## EXERCISE INPUT
□ □ □ □

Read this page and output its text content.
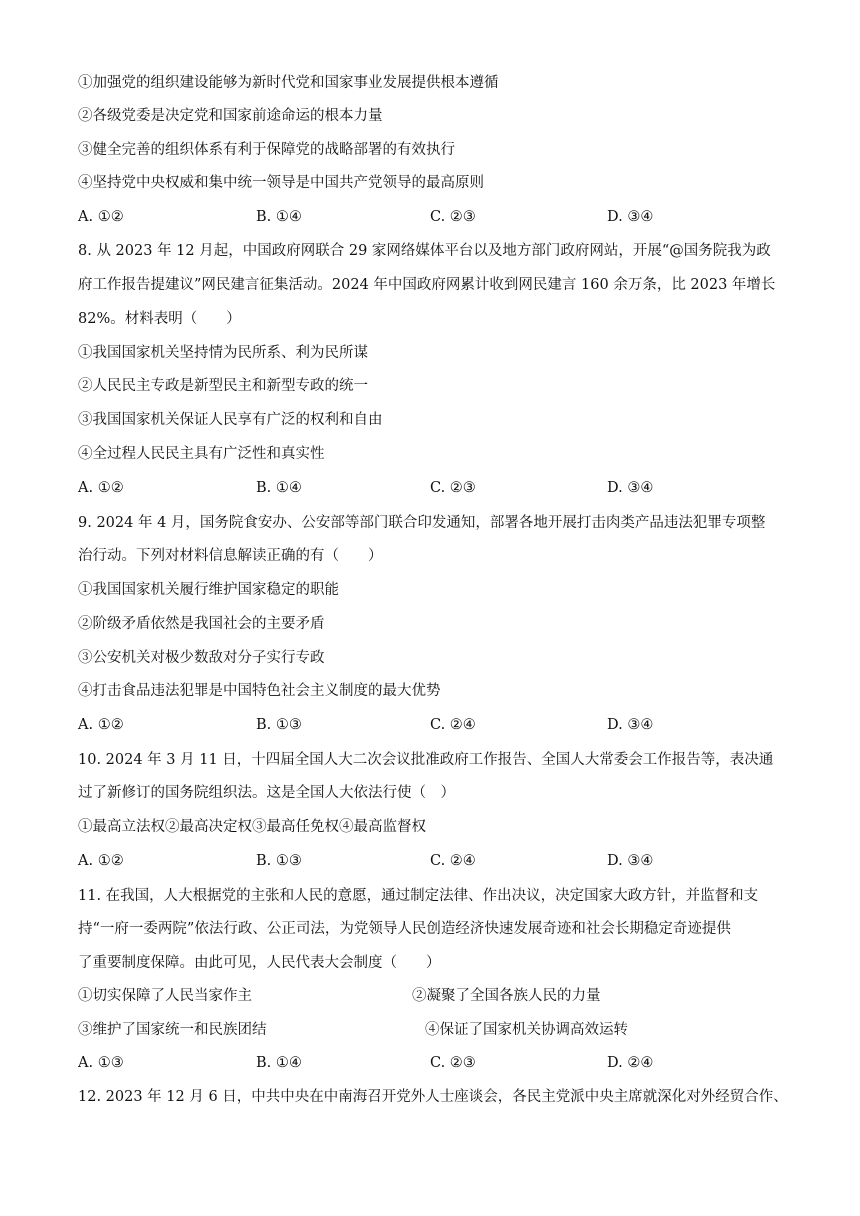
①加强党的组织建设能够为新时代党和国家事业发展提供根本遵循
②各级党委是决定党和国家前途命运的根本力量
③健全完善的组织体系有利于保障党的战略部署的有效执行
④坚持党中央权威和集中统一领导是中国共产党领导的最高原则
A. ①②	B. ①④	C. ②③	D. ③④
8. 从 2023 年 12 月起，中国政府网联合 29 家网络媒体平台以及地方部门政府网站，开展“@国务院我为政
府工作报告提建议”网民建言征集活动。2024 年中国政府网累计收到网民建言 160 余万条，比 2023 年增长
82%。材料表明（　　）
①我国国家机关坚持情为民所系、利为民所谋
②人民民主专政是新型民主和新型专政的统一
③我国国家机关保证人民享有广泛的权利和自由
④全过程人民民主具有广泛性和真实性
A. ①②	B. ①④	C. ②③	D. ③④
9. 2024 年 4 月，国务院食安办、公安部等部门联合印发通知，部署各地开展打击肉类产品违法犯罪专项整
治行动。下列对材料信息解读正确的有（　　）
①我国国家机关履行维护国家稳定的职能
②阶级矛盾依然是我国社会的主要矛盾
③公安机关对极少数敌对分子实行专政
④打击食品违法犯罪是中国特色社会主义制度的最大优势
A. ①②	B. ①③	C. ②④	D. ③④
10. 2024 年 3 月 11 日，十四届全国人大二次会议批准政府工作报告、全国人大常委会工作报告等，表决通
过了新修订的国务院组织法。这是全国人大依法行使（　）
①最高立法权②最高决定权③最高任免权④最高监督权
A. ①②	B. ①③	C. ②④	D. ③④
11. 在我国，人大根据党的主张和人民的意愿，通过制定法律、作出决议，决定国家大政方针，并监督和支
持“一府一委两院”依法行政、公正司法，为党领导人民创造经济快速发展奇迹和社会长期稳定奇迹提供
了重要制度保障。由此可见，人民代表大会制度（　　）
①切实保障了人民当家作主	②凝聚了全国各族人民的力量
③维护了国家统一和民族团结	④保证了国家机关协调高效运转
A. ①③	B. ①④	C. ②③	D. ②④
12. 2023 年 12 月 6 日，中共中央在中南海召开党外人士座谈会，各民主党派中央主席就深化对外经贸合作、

□ □ □ □

## OBJECTIVE
Extract all the entries word for word; omit any pictures.

## RESPONSE TO THE EXERCISE
Read this page and output its text content.
①加强党的组织建设能够为新时代党和国家事业发展提供根本遵循
②各级党委是决定党和国家前途命运的根本力量
③健全完善的组织体系有利于保障党的战略部署的有效执行
④坚持党中央权威和集中统一领导是中国共产党领导的最高原则
A. ①②	B. ①④	C. ②③	D. ③④
8. 从 2023 年 12 月起，中国政府网联合 29 家网络媒体平台以及地方部门政府网站，开展“@国务院我为政
府工作报告提建议”网民建言征集活动。2024 年中国政府网累计收到网民建言 160 余万条，比 2023 年增长
82%。材料表明（　　）
①我国国家机关坚持情为民所系、利为民所谋
②人民民主专政是新型民主和新型专政的统一
③我国国家机关保证人民享有广泛的权利和自由
④全过程人民民主具有广泛性和真实性
A. ①②	B. ①④	C. ②③	D. ③④
9. 2024 年 4 月，国务院食安办、公安部等部门联合印发通知，部署各地开展打击肉类产品违法犯罪专项整
治行动。下列对材料信息解读正确的有（　　）
①我国国家机关履行维护国家稳定的职能
②阶级矛盾依然是我国社会的主要矛盾
③公安机关对极少数敌对分子实行专政
④打击食品违法犯罪是中国特色社会主义制度的最大优势
A. ①②	B. ①③	C. ②④	D. ③④
10. 2024 年 3 月 11 日，十四届全国人大二次会议批准政府工作报告、全国人大常委会工作报告等，表决通
过了新修订的国务院组织法。这是全国人大依法行使（　）
①最高立法权②最高决定权③最高任免权④最高监督权
A. ①②	B. ①③	C. ②④	D. ③④
11. 在我国，人大根据党的主张和人民的意愿，通过制定法律、作出决议，决定国家大政方针，并监督和支
持“一府一委两院”依法行政、公正司法，为党领导人民创造经济快速发展奇迹和社会长期稳定奇迹提供
了重要制度保障。由此可见，人民代表大会制度（　　）
①切实保障了人民当家作主	②凝聚了全国各族人民的力量
③维护了国家统一和民族团结	④保证了国家机关协调高效运转
A. ①③	B. ①④	C. ②③	D. ②④
12. 2023 年 12 月 6 日，中共中央在中南海召开党外人士座谈会，各民主党派中央主席就深化对外经贸合作、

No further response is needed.